===== Data records

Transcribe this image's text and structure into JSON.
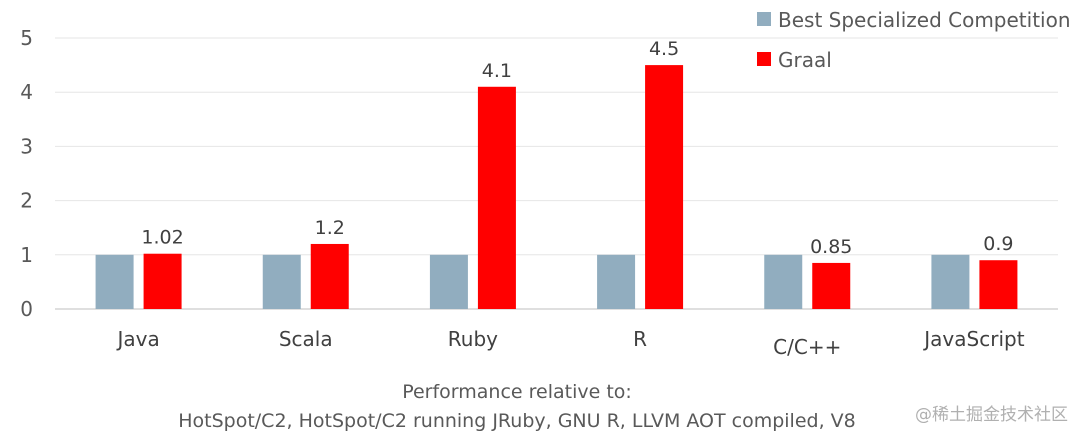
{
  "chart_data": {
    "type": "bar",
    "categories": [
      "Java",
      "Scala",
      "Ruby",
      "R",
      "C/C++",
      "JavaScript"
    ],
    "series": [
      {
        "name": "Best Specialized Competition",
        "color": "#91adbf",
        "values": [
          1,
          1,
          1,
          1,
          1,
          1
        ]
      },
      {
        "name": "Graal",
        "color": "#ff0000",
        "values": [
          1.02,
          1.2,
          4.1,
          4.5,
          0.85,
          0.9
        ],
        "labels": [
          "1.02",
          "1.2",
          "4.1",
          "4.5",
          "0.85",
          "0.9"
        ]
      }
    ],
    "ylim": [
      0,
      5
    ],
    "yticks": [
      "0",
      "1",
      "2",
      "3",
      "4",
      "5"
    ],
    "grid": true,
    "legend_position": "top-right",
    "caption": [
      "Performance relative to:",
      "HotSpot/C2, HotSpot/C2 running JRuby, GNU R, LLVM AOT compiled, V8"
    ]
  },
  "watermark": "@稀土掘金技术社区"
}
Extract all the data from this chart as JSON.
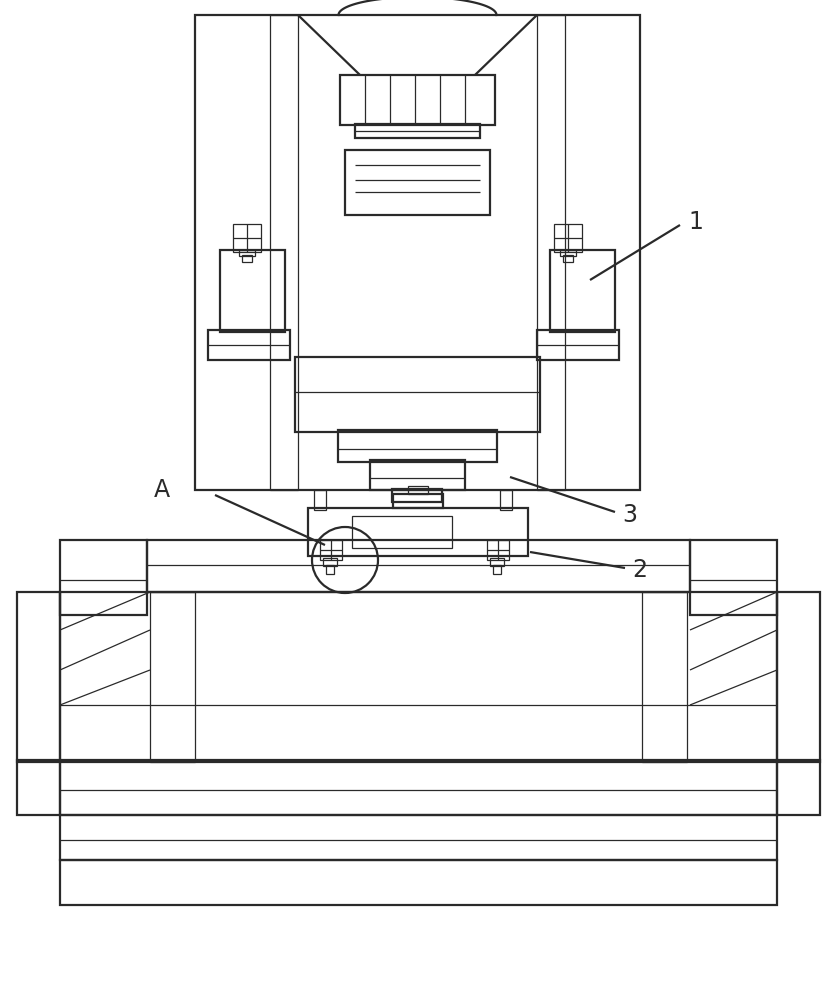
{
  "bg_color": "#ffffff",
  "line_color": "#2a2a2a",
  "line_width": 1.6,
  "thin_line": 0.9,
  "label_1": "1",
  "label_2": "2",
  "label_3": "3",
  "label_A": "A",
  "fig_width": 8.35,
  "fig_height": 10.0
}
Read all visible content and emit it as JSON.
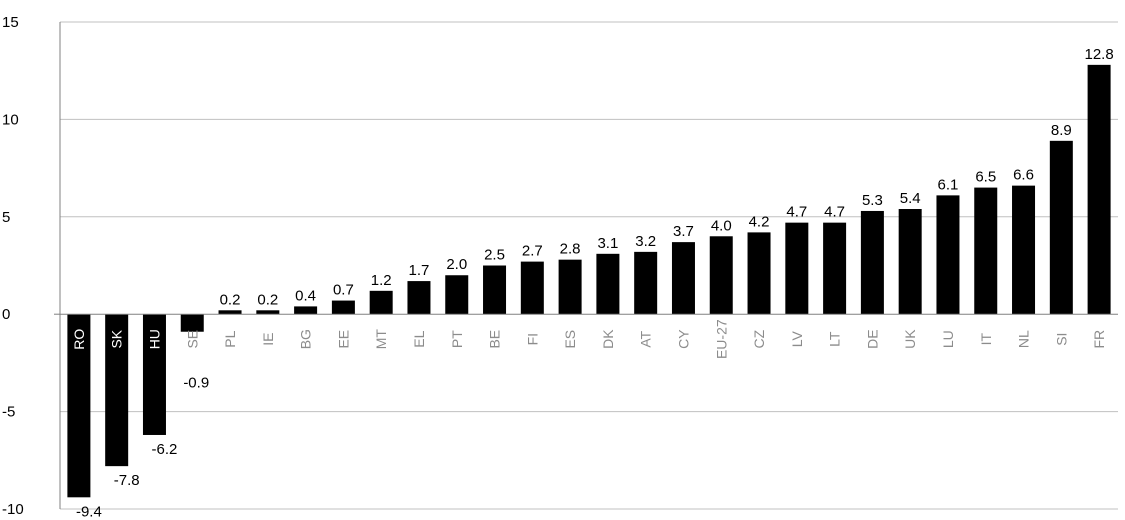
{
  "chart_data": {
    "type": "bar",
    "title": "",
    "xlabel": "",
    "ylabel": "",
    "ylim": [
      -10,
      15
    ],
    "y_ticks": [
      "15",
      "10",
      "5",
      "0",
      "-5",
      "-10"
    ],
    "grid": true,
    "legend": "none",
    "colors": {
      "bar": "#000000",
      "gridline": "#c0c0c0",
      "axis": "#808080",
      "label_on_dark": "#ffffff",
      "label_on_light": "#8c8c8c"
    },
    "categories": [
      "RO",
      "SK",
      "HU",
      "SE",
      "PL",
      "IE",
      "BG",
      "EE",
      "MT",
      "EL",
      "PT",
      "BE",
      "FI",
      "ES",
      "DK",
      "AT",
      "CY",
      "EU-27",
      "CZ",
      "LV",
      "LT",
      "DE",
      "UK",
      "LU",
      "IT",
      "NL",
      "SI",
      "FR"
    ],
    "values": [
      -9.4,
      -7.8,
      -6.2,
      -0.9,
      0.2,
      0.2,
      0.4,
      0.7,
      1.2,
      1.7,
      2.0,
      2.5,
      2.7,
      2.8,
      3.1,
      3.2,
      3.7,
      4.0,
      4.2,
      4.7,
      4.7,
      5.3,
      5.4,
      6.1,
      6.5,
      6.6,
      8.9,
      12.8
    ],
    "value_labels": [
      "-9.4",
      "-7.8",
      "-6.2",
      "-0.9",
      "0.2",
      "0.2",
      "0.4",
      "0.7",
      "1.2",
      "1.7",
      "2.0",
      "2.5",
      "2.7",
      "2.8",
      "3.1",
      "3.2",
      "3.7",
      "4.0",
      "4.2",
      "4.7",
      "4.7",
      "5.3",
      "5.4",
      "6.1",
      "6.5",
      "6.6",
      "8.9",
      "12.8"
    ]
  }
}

==========

## Short problem
Without including the pictures, return each record above exactly as it stands.

## Worked solution
Transcribe this image's text and structure into JSON.
{
  "chart_data": {
    "type": "bar",
    "categories": [
      "Java",
      "Scala",
      "Ruby",
      "R",
      "C/C++",
      "JavaScript"
    ],
    "series": [
      {
        "name": "Best Specialized Competition",
        "color": "#91adbf",
        "values": [
          1,
          1,
          1,
          1,
          1,
          1
        ]
      },
      {
        "name": "Graal",
        "color": "#ff0000",
        "values": [
          1.02,
          1.2,
          4.1,
          4.5,
          0.85,
          0.9
        ],
        "labels": [
          "1.02",
          "1.2",
          "4.1",
          "4.5",
          "0.85",
          "0.9"
        ]
      }
    ],
    "ylim": [
      0,
      5
    ],
    "yticks": [
      "0",
      "1",
      "2",
      "3",
      "4",
      "5"
    ],
    "grid": true,
    "legend_position": "top-right",
    "caption": [
      "Performance relative to:",
      "HotSpot/C2, HotSpot/C2 running JRuby, GNU R, LLVM AOT compiled, V8"
    ]
  },
  "watermark": "@稀土掘金技术社区"
}
Extract all the data from this chart as JSON.
{
  "bg_color": "#ffffff",
  "line_color": "#2a2a2a",
  "line_width": 1.6,
  "thin_line": 0.9,
  "label_1": "1",
  "label_2": "2",
  "label_3": "3",
  "label_A": "A",
  "fig_width": 8.35,
  "fig_height": 10.0
}
Read all visible content and emit it as JSON.
{
  "chart_data": {
    "type": "bar",
    "title": "",
    "xlabel": "",
    "ylabel": "",
    "ylim": [
      -10,
      15
    ],
    "y_ticks": [
      "15",
      "10",
      "5",
      "0",
      "-5",
      "-10"
    ],
    "grid": true,
    "legend": "none",
    "colors": {
      "bar": "#000000",
      "gridline": "#c0c0c0",
      "axis": "#808080",
      "label_on_dark": "#ffffff",
      "label_on_light": "#8c8c8c"
    },
    "categories": [
      "RO",
      "SK",
      "HU",
      "SE",
      "PL",
      "IE",
      "BG",
      "EE",
      "MT",
      "EL",
      "PT",
      "BE",
      "FI",
      "ES",
      "DK",
      "AT",
      "CY",
      "EU-27",
      "CZ",
      "LV",
      "LT",
      "DE",
      "UK",
      "LU",
      "IT",
      "NL",
      "SI",
      "FR"
    ],
    "values": [
      -9.4,
      -7.8,
      -6.2,
      -0.9,
      0.2,
      0.2,
      0.4,
      0.7,
      1.2,
      1.7,
      2.0,
      2.5,
      2.7,
      2.8,
      3.1,
      3.2,
      3.7,
      4.0,
      4.2,
      4.7,
      4.7,
      5.3,
      5.4,
      6.1,
      6.5,
      6.6,
      8.9,
      12.8
    ],
    "value_labels": [
      "-9.4",
      "-7.8",
      "-6.2",
      "-0.9",
      "0.2",
      "0.2",
      "0.4",
      "0.7",
      "1.2",
      "1.7",
      "2.0",
      "2.5",
      "2.7",
      "2.8",
      "3.1",
      "3.2",
      "3.7",
      "4.0",
      "4.2",
      "4.7",
      "4.7",
      "5.3",
      "5.4",
      "6.1",
      "6.5",
      "6.6",
      "8.9",
      "12.8"
    ]
  }
}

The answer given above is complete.